▸ DATA PROVIDED:
---*---

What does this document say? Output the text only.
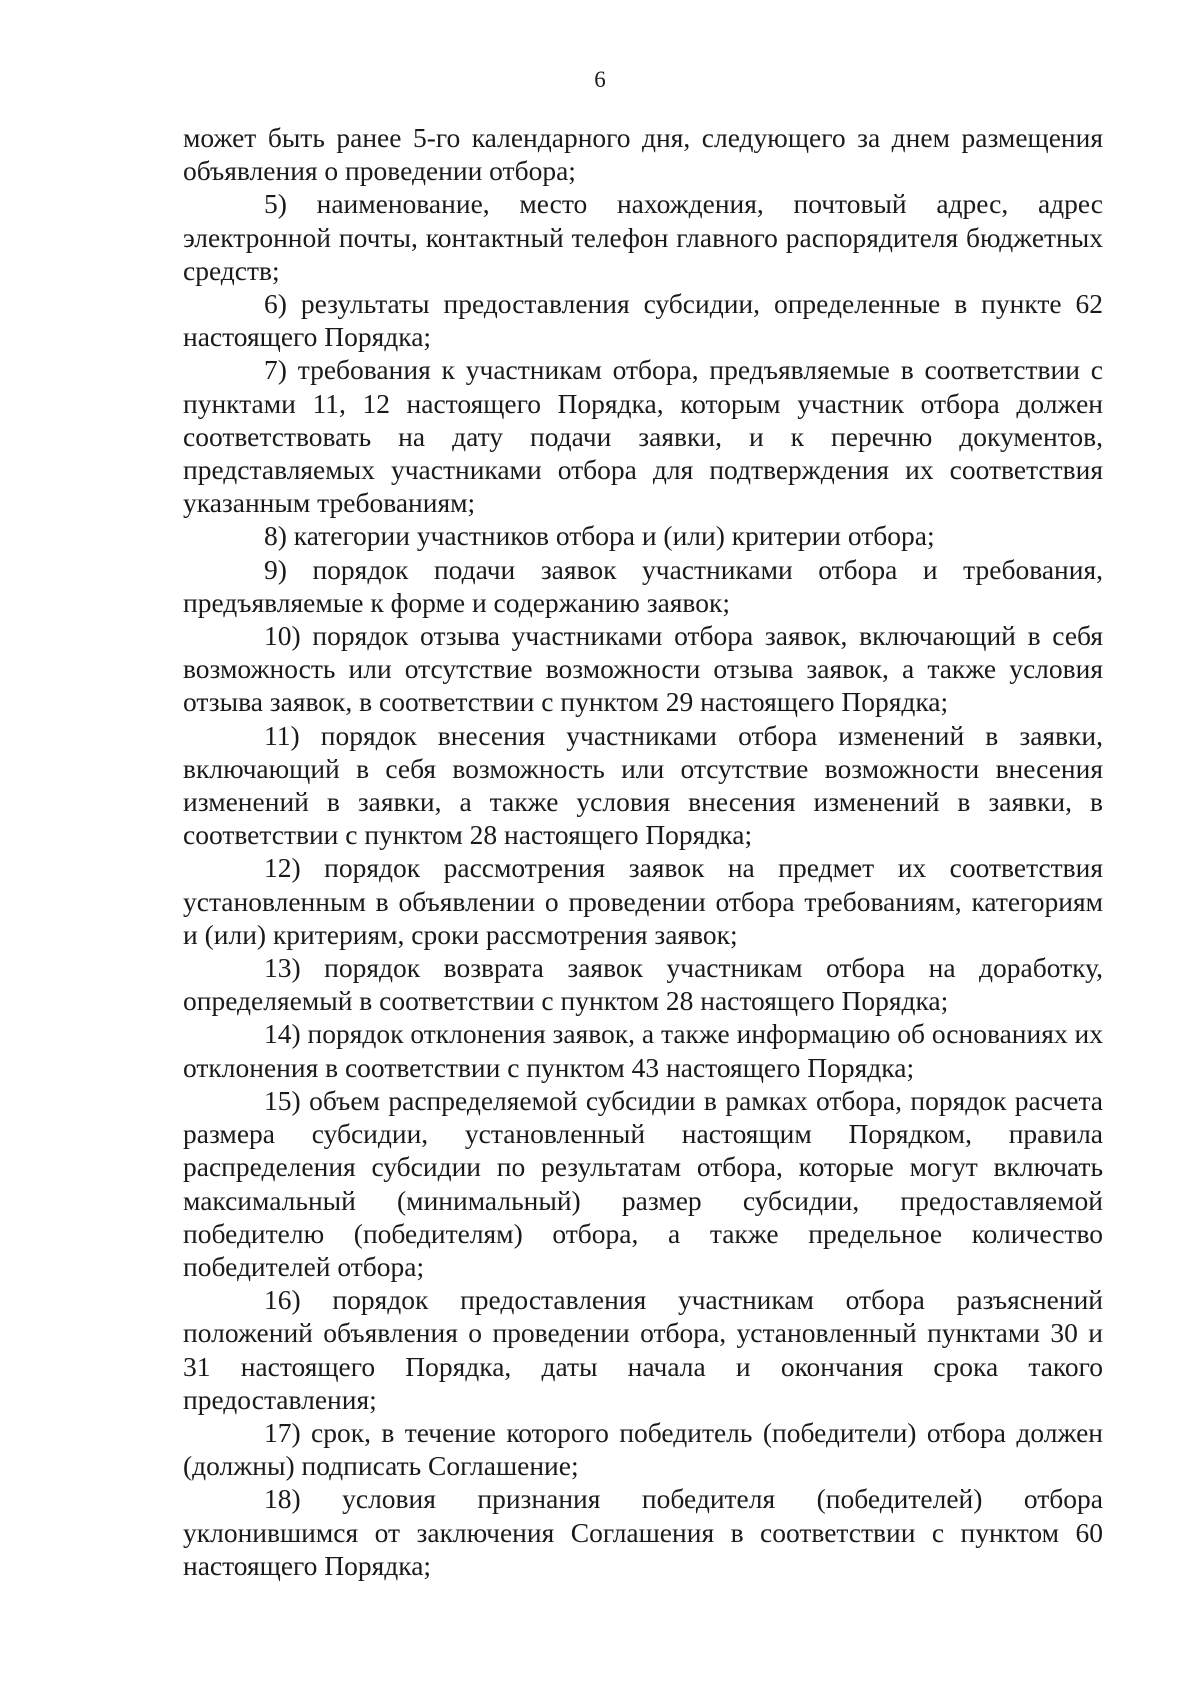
6

может быть ранее 5-го календарного дня, следующего за днем размещения объявления о проведении отбора;

5) наименование, место нахождения, почтовый адрес, адрес электронной почты, контактный телефон главного распорядителя бюджетных средств;

6) результаты предоставления субсидии, определенные в пункте 62 настоящего Порядка;

7) требования к участникам отбора, предъявляемые в соответствии с пунктами 11, 12 настоящего Порядка, которым участник отбора должен соответствовать на дату подачи заявки, и к перечню документов, представляемых участниками отбора для подтверждения их соответствия указанным требованиям;

8) категории участников отбора и (или) критерии отбора;

9) порядок подачи заявок участниками отбора и требования, предъявляемые к форме и содержанию заявок;

10) порядок отзыва участниками отбора заявок, включающий в себя возможность или отсутствие возможности отзыва заявок, а также условия отзыва заявок, в соответствии с пунктом 29 настоящего Порядка;

11) порядок внесения участниками отбора изменений в заявки, включающий в себя возможность или отсутствие возможности внесения изменений в заявки, а также условия внесения изменений в заявки, в соответствии с пунктом 28 настоящего Порядка;

12) порядок рассмотрения заявок на предмет их соответствия установленным в объявлении о проведении отбора требованиям, категориям и (или) критериям, сроки рассмотрения заявок;

13) порядок возврата заявок участникам отбора на доработку, определяемый в соответствии с пунктом 28 настоящего Порядка;

14) порядок отклонения заявок, а также информацию об основаниях их отклонения в соответствии с пунктом 43 настоящего Порядка;

15) объем распределяемой субсидии в рамках отбора, порядок расчета размера субсидии, установленный настоящим Порядком, правила распределения субсидии по результатам отбора, которые могут включать максимальный (минимальный) размер субсидии, предоставляемой победителю (победителям) отбора, а также предельное количество победителей отбора;

16) порядок предоставления участникам отбора разъяснений положений объявления о проведении отбора, установленный пунктами 30 и 31 настоящего Порядка, даты начала и окончания срока такого предоставления;

17) срок, в течение которого победитель (победители) отбора должен (должны) подписать Соглашение;

18) условия признания победителя (победителей) отбора уклонившимся от заключения Соглашения в соответствии с пунктом 60 настоящего Порядка;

---*---

▸ YOUR INSTRUCTIONS: From the data above, copy each line that has the string "субсидии".

▸ SOLUTION TO THIS PROBLEM:
6) результаты предоставления субсидии, определенные в пункте 62 настоящего Порядка;
15) объем распределяемой субсидии в рамках отбора, порядок расчета размера субсидии, установленный настоящим Порядком, правила распределения субсидии по результатам отбора, которые могут включать максимальный (минимальный) размер субсидии, предоставляемой победителю (победителям) отбора, а также предельное количество победителей отбора;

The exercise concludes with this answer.